YOUR TASK: Your answer is a single number: how many lines hold the word "true"?

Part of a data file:

§ §

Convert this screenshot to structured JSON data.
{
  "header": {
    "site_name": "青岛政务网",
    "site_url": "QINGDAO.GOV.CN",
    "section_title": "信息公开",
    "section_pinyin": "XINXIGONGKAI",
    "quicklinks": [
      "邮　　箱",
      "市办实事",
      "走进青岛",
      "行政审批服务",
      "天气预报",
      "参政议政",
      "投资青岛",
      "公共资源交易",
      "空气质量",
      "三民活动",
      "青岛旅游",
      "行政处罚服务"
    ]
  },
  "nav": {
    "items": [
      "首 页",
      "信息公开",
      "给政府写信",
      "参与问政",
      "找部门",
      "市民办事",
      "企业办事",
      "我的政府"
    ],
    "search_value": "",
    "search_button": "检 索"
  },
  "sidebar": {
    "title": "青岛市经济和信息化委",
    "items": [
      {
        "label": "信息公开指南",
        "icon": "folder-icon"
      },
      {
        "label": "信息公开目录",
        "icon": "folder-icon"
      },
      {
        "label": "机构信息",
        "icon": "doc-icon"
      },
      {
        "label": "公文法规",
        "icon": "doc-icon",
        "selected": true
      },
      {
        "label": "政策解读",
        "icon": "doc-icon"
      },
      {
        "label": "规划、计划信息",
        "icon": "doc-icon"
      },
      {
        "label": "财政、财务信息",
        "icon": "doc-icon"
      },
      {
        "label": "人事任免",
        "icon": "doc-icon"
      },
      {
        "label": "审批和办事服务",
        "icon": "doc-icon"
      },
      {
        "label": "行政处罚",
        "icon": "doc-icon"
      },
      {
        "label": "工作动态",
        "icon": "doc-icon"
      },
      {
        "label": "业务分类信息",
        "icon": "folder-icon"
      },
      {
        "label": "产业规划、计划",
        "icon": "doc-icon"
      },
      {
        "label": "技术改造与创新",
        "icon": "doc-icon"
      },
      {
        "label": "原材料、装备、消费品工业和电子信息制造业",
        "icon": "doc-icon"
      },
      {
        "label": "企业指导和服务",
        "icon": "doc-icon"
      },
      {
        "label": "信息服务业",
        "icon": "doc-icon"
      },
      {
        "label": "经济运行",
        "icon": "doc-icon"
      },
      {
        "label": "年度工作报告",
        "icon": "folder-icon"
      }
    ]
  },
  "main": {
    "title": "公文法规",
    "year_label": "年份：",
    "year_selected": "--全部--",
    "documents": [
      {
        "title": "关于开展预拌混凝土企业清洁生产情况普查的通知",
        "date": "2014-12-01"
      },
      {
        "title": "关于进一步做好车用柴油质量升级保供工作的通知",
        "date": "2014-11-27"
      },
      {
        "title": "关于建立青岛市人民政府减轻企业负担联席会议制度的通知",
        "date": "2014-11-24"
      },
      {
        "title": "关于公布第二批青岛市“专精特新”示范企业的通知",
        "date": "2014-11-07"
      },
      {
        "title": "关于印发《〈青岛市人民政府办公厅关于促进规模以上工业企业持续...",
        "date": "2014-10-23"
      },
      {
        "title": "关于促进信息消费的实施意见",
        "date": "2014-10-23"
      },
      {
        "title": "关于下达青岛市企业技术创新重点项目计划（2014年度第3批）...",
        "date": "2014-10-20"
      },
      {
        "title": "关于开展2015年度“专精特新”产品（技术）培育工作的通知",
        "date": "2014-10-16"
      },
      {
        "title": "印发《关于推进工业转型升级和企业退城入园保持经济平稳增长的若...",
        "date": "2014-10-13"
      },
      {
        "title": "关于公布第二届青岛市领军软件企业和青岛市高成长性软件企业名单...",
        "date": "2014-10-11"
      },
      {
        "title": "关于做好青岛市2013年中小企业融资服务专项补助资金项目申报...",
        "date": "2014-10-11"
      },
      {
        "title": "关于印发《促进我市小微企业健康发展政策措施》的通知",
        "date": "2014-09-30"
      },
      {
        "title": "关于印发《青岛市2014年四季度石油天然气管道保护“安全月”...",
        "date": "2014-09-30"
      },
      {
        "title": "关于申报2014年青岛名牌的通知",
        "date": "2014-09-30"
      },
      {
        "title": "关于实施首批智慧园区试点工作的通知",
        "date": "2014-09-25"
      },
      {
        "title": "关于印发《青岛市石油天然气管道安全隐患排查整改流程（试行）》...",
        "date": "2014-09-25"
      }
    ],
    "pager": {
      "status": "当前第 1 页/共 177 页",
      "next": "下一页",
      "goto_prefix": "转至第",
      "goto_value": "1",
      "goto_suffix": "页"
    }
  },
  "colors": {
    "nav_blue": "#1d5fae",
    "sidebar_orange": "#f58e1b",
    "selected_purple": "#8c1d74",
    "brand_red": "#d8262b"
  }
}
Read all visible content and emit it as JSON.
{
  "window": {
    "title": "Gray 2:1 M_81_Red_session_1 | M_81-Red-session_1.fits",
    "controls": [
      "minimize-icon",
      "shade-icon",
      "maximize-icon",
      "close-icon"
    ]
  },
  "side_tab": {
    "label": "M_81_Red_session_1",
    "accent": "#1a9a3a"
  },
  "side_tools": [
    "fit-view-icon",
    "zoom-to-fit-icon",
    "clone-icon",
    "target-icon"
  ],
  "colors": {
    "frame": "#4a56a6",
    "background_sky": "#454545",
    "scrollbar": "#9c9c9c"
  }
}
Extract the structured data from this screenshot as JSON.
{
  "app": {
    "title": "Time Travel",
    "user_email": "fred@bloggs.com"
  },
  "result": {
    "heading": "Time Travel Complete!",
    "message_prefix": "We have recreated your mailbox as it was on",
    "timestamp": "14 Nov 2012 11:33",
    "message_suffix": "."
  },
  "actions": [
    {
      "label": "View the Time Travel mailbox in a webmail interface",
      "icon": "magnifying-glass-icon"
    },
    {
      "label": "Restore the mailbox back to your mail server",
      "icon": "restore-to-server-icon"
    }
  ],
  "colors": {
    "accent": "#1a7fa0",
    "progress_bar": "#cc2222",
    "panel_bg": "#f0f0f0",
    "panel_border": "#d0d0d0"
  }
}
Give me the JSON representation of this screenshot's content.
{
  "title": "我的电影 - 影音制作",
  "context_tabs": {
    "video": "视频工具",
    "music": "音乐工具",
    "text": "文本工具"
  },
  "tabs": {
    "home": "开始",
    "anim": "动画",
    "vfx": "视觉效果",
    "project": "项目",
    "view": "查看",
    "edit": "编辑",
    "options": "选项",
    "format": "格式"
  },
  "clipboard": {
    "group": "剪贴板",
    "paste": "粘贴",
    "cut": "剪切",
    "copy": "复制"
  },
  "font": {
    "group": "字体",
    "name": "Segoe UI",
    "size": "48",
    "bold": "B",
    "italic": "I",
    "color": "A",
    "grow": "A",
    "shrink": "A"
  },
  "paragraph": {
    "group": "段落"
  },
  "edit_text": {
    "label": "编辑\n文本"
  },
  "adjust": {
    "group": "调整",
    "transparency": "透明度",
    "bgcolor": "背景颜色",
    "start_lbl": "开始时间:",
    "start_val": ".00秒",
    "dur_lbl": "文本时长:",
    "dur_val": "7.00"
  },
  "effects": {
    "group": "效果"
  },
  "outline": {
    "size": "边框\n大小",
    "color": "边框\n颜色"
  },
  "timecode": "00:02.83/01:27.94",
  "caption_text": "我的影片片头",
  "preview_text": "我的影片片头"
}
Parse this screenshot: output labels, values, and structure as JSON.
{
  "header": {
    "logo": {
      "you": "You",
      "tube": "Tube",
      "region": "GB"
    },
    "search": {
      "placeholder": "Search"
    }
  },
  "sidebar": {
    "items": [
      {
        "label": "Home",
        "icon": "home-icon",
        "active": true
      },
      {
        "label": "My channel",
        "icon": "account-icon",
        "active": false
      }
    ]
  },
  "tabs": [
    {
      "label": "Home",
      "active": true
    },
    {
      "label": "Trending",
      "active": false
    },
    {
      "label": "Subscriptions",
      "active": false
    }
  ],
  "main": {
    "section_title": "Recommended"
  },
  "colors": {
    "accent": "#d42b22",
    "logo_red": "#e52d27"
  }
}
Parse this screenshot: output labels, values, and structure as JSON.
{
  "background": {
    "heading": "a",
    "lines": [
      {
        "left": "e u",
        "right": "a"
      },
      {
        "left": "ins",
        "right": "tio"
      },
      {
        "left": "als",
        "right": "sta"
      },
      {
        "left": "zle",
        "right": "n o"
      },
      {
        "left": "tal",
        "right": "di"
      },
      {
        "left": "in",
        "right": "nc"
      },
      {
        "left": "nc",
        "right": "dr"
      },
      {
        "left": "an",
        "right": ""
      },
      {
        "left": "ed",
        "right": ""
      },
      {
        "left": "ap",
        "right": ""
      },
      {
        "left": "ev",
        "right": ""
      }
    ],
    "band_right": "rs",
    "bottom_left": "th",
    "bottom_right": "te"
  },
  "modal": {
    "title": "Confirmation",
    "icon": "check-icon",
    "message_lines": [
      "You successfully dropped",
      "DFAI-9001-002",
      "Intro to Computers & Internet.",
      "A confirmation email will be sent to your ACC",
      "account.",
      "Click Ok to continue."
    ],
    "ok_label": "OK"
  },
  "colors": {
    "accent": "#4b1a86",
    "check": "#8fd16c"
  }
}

§ §

IN RESPONSE: 3